INFORMATION PROVIDED.
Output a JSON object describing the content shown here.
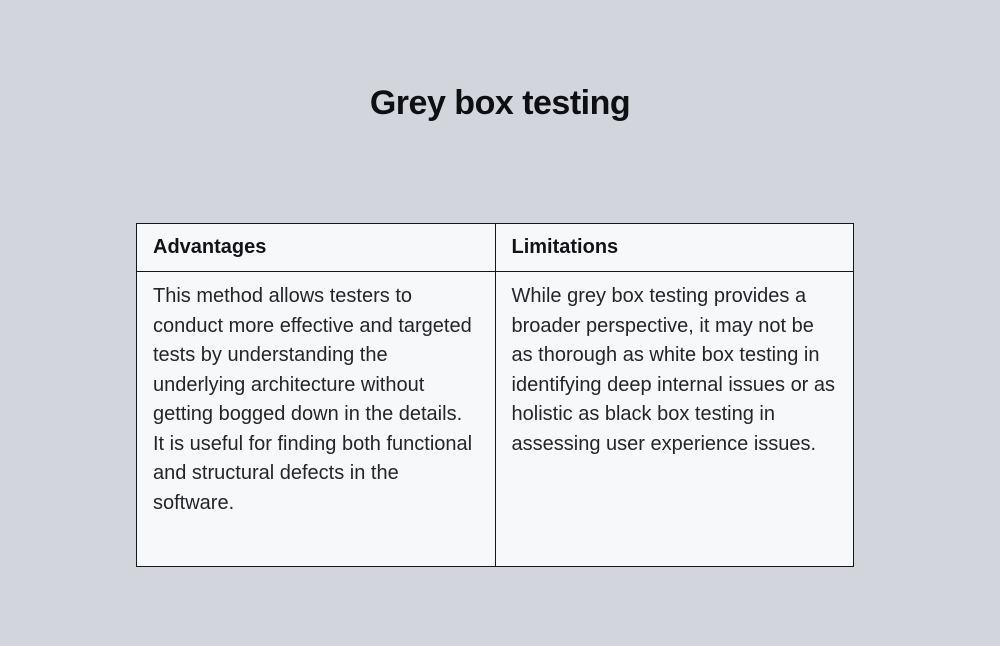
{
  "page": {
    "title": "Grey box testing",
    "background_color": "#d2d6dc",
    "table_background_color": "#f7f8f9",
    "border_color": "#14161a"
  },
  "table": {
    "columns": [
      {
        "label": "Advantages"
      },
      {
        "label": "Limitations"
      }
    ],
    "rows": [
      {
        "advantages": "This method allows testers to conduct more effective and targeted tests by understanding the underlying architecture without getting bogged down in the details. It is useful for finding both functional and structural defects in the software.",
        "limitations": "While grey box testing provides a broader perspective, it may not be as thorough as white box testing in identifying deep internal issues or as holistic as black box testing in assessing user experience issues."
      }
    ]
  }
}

SHORT PROBLEM. Identify the lines above that contain the word "testing", then copy them.

ANSWER TO THIS EXERCISE.
    "title": "Grey box testing",
        "limitations": "While grey box testing provides a broader perspective, it may not be as thorough as white box testing in identifying deep internal issues or as holistic as black box testing in assessing user experience issues."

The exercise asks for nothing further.